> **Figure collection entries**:
++++

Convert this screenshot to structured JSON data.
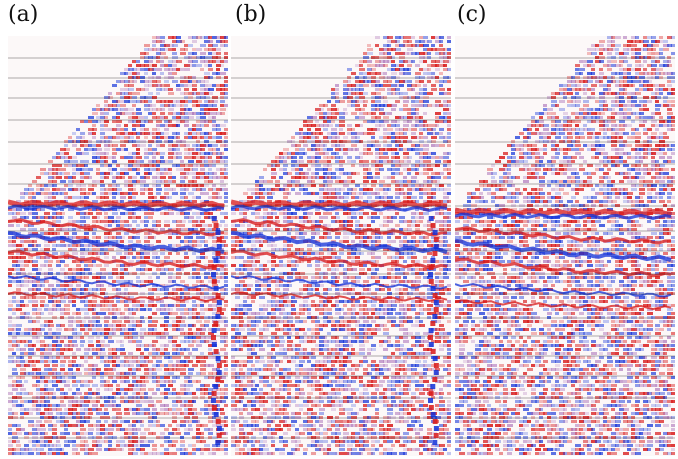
{
  "figure": {
    "panels": [
      {
        "label": "(a)",
        "id": "a"
      },
      {
        "label": "(b)",
        "id": "b"
      },
      {
        "label": "(c)",
        "id": "c"
      }
    ],
    "colors": {
      "positive": "#d81818",
      "negative": "#1030d8",
      "midtone": "#a060b0",
      "background": "#fcf8f8",
      "trace_line": "#3a3a3a"
    }
  }
}
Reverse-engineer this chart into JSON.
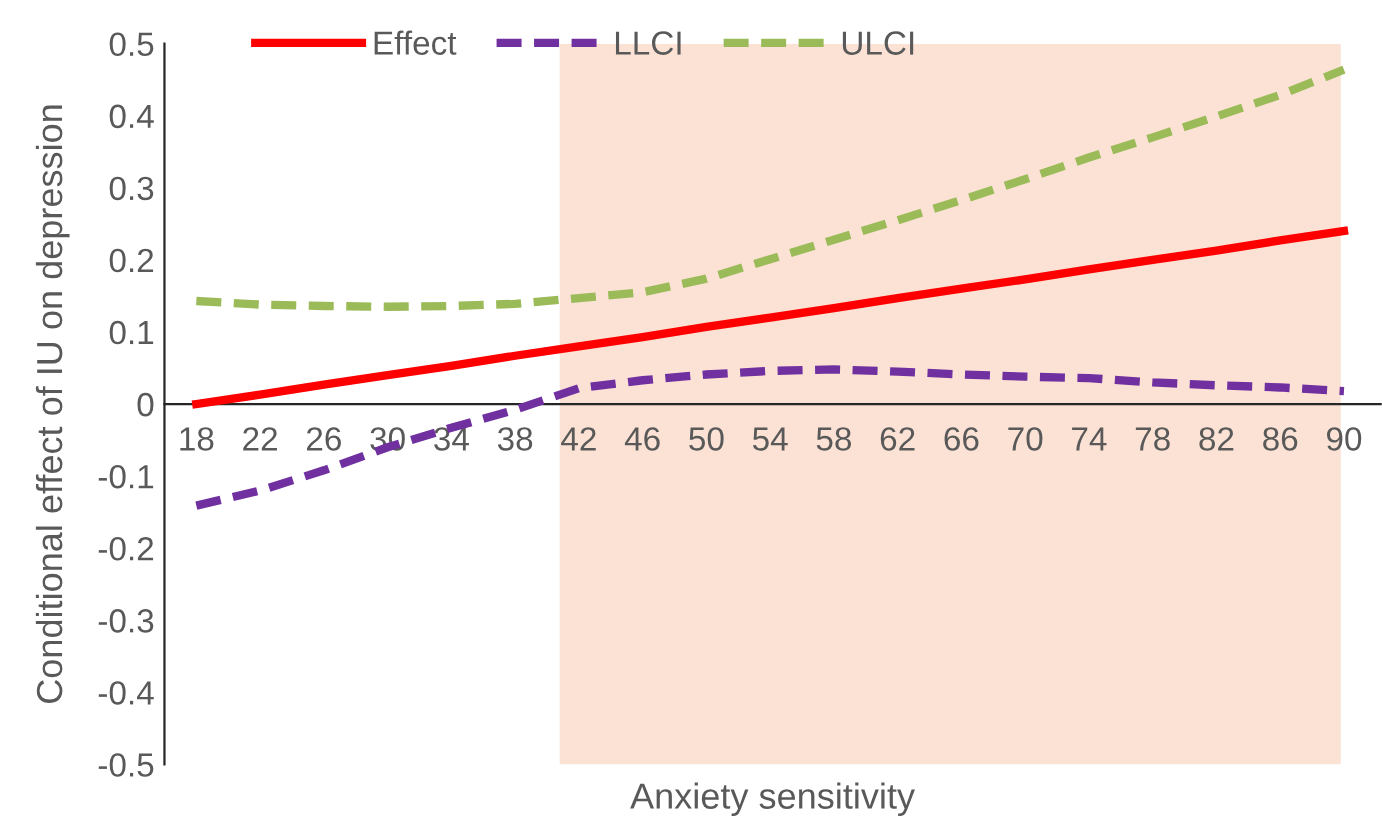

++++

> **WHAT YOU NEED TO DO**: Without the pictures, print the whole listing exactly as given.

> **SOLUTION TO THIS PROBLEM**:
Convert this screenshot to structured JSON data.
{
  "figure": {
    "panels": [
      {
        "label": "(a)",
        "id": "a"
      },
      {
        "label": "(b)",
        "id": "b"
      },
      {
        "label": "(c)",
        "id": "c"
      }
    ],
    "colors": {
      "positive": "#d81818",
      "negative": "#1030d8",
      "midtone": "#a060b0",
      "background": "#fcf8f8",
      "trace_line": "#3a3a3a"
    }
  }
}
Reverse-engineer this chart into JSON.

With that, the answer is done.